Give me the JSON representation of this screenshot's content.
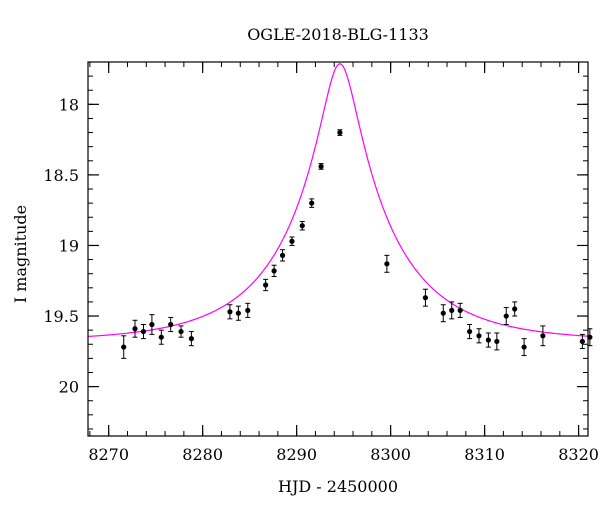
{
  "chart_data": {
    "type": "scatter",
    "title": "OGLE-2018-BLG-1133",
    "xlabel": "HJD - 2450000",
    "ylabel": "I magnitude",
    "xlim": [
      8267.8,
      8321.0
    ],
    "ylim": [
      17.7,
      20.35
    ],
    "y_inverted": true,
    "x_ticks": [
      8270,
      8280,
      8290,
      8300,
      8310,
      8320
    ],
    "y_ticks": [
      18,
      18.5,
      19,
      19.5,
      20
    ],
    "y_tick_labels": [
      "18",
      "18.5",
      "19",
      "19.5",
      "20"
    ],
    "x_minor_step": 2,
    "y_minor_step": 0.1,
    "grid": false,
    "series": [
      {
        "kind": "points_with_errorbars",
        "color": "#000000",
        "x": [
          8271.6,
          8272.8,
          8273.7,
          8274.6,
          8275.6,
          8276.6,
          8277.7,
          8278.8,
          8282.9,
          8283.8,
          8284.8,
          8286.7,
          8287.6,
          8288.5,
          8289.5,
          8290.6,
          8291.6,
          8292.6,
          8294.6,
          8299.6,
          8303.7,
          8305.6,
          8306.5,
          8307.4,
          8308.4,
          8309.4,
          8310.4,
          8311.3,
          8312.3,
          8313.2,
          8314.2,
          8316.2,
          8320.4,
          8321.2
        ],
        "y": [
          19.72,
          19.59,
          19.61,
          19.56,
          19.65,
          19.56,
          19.61,
          19.66,
          19.47,
          19.48,
          19.46,
          19.28,
          19.18,
          19.07,
          18.97,
          18.86,
          18.7,
          18.44,
          18.2,
          19.13,
          19.37,
          19.48,
          19.46,
          19.46,
          19.61,
          19.64,
          19.67,
          19.68,
          19.5,
          19.45,
          19.72,
          19.64,
          19.68,
          19.65
        ],
        "err": [
          0.08,
          0.06,
          0.05,
          0.07,
          0.05,
          0.05,
          0.04,
          0.05,
          0.05,
          0.05,
          0.05,
          0.04,
          0.04,
          0.04,
          0.03,
          0.03,
          0.03,
          0.02,
          0.02,
          0.06,
          0.06,
          0.06,
          0.06,
          0.05,
          0.05,
          0.05,
          0.05,
          0.06,
          0.06,
          0.05,
          0.06,
          0.07,
          0.05,
          0.06
        ]
      },
      {
        "kind": "model_curve",
        "color": "#ff00ff",
        "t0": 8294.6,
        "u0": 0.165,
        "tE": 11.0,
        "I_base": 19.68
      }
    ]
  }
}
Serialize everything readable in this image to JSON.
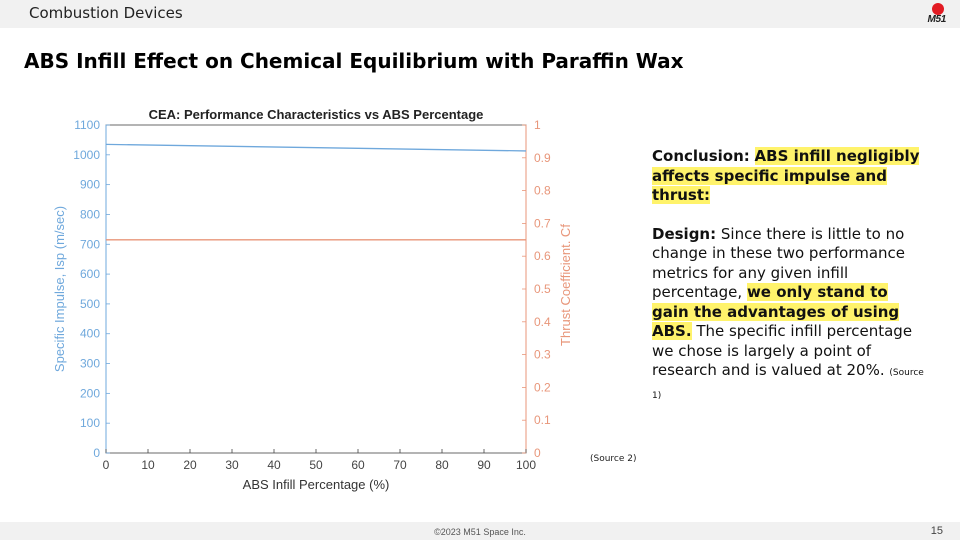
{
  "header": {
    "section": "Combustion Devices",
    "logo_text": "M51"
  },
  "title": "ABS Infill Effect on Chemical Equilibrium with Paraffin Wax",
  "chart_data": {
    "type": "line",
    "title": "CEA: Performance Characteristics vs ABS Percentage",
    "xlabel": "ABS Infill Percentage (%)",
    "ylabel_left": "Specific Impulse, Isp (m/sec)",
    "ylabel_right": "Thrust Coefficient, Cf",
    "xlim": [
      0,
      100
    ],
    "ylim_left": [
      0,
      1100
    ],
    "ylim_right": [
      0,
      1
    ],
    "x_ticks": [
      "0",
      "10",
      "20",
      "30",
      "40",
      "50",
      "60",
      "70",
      "80",
      "90",
      "100"
    ],
    "y_left_ticks": [
      "0",
      "100",
      "200",
      "300",
      "400",
      "500",
      "600",
      "700",
      "800",
      "900",
      "1000",
      "1100"
    ],
    "y_right_ticks": [
      "0",
      "0.1",
      "0.2",
      "0.3",
      "0.4",
      "0.5",
      "0.6",
      "0.7",
      "0.8",
      "0.9",
      "1"
    ],
    "grid": false,
    "series": [
      {
        "axis": "left",
        "color": "#6fa8dc",
        "x": [
          0,
          100
        ],
        "y": [
          1035,
          1013
        ]
      },
      {
        "axis": "right",
        "color": "#e8967a",
        "x": [
          0,
          100
        ],
        "y": [
          0.65,
          0.65
        ]
      }
    ],
    "left_color": "#6fa8dc",
    "right_color": "#e8967a"
  },
  "conclusion": {
    "label": "Conclusion:",
    "highlight": "ABS infill negligibly affects specific impulse and thrust:"
  },
  "design": {
    "label": "Design:",
    "text1": "Since there is little to no change in these two performance metrics for any given infill percentage,",
    "highlight": "we only stand to gain the advantages of using ABS.",
    "text2": "The specific infill percentage we chose is largely a point of research and is valued at 20%.",
    "source": "(Source 1)"
  },
  "source2": "(Source 2)",
  "footer": {
    "copyright": "©2023 M51 Space Inc.",
    "page": "15"
  }
}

Given instruction:
Repeat the listing in full and exactly. Leave any pictures out.

Worked solution:
Give me the JSON representation of this screenshot's content.
{
  "chart_data": {
    "type": "scatter",
    "title": "OGLE-2018-BLG-1133",
    "xlabel": "HJD - 2450000",
    "ylabel": "I magnitude",
    "xlim": [
      8267.8,
      8321.0
    ],
    "ylim": [
      17.7,
      20.35
    ],
    "y_inverted": true,
    "x_ticks": [
      8270,
      8280,
      8290,
      8300,
      8310,
      8320
    ],
    "y_ticks": [
      18,
      18.5,
      19,
      19.5,
      20
    ],
    "y_tick_labels": [
      "18",
      "18.5",
      "19",
      "19.5",
      "20"
    ],
    "x_minor_step": 2,
    "y_minor_step": 0.1,
    "grid": false,
    "series": [
      {
        "kind": "points_with_errorbars",
        "color": "#000000",
        "x": [
          8271.6,
          8272.8,
          8273.7,
          8274.6,
          8275.6,
          8276.6,
          8277.7,
          8278.8,
          8282.9,
          8283.8,
          8284.8,
          8286.7,
          8287.6,
          8288.5,
          8289.5,
          8290.6,
          8291.6,
          8292.6,
          8294.6,
          8299.6,
          8303.7,
          8305.6,
          8306.5,
          8307.4,
          8308.4,
          8309.4,
          8310.4,
          8311.3,
          8312.3,
          8313.2,
          8314.2,
          8316.2,
          8320.4,
          8321.2
        ],
        "y": [
          19.72,
          19.59,
          19.61,
          19.56,
          19.65,
          19.56,
          19.61,
          19.66,
          19.47,
          19.48,
          19.46,
          19.28,
          19.18,
          19.07,
          18.97,
          18.86,
          18.7,
          18.44,
          18.2,
          19.13,
          19.37,
          19.48,
          19.46,
          19.46,
          19.61,
          19.64,
          19.67,
          19.68,
          19.5,
          19.45,
          19.72,
          19.64,
          19.68,
          19.65
        ],
        "err": [
          0.08,
          0.06,
          0.05,
          0.07,
          0.05,
          0.05,
          0.04,
          0.05,
          0.05,
          0.05,
          0.05,
          0.04,
          0.04,
          0.04,
          0.03,
          0.03,
          0.03,
          0.02,
          0.02,
          0.06,
          0.06,
          0.06,
          0.06,
          0.05,
          0.05,
          0.05,
          0.05,
          0.06,
          0.06,
          0.05,
          0.06,
          0.07,
          0.05,
          0.06
        ]
      },
      {
        "kind": "model_curve",
        "color": "#ff00ff",
        "t0": 8294.6,
        "u0": 0.165,
        "tE": 11.0,
        "I_base": 19.68
      }
    ]
  }
}
Serialize everything readable in this image to JSON.
{
  "header": {
    "section": "Combustion Devices",
    "logo_text": "M51"
  },
  "title": "ABS Infill Effect on Chemical Equilibrium with Paraffin Wax",
  "chart_data": {
    "type": "line",
    "title": "CEA: Performance Characteristics vs ABS Percentage",
    "xlabel": "ABS Infill Percentage (%)",
    "ylabel_left": "Specific Impulse, Isp (m/sec)",
    "ylabel_right": "Thrust Coefficient, Cf",
    "xlim": [
      0,
      100
    ],
    "ylim_left": [
      0,
      1100
    ],
    "ylim_right": [
      0,
      1
    ],
    "x_ticks": [
      "0",
      "10",
      "20",
      "30",
      "40",
      "50",
      "60",
      "70",
      "80",
      "90",
      "100"
    ],
    "y_left_ticks": [
      "0",
      "100",
      "200",
      "300",
      "400",
      "500",
      "600",
      "700",
      "800",
      "900",
      "1000",
      "1100"
    ],
    "y_right_ticks": [
      "0",
      "0.1",
      "0.2",
      "0.3",
      "0.4",
      "0.5",
      "0.6",
      "0.7",
      "0.8",
      "0.9",
      "1"
    ],
    "grid": false,
    "series": [
      {
        "axis": "left",
        "color": "#6fa8dc",
        "x": [
          0,
          100
        ],
        "y": [
          1035,
          1013
        ]
      },
      {
        "axis": "right",
        "color": "#e8967a",
        "x": [
          0,
          100
        ],
        "y": [
          0.65,
          0.65
        ]
      }
    ],
    "left_color": "#6fa8dc",
    "right_color": "#e8967a"
  },
  "conclusion": {
    "label": "Conclusion:",
    "highlight": "ABS infill negligibly affects specific impulse and thrust:"
  },
  "design": {
    "label": "Design:",
    "text1": "Since there is little to no change in these two performance metrics for any given infill percentage,",
    "highlight": "we only stand to gain the advantages of using ABS.",
    "text2": "The specific infill percentage we chose is largely a point of research and is valued at 20%.",
    "source": "(Source 1)"
  },
  "source2": "(Source 2)",
  "footer": {
    "copyright": "©2023 M51 Space Inc.",
    "page": "15"
  }
}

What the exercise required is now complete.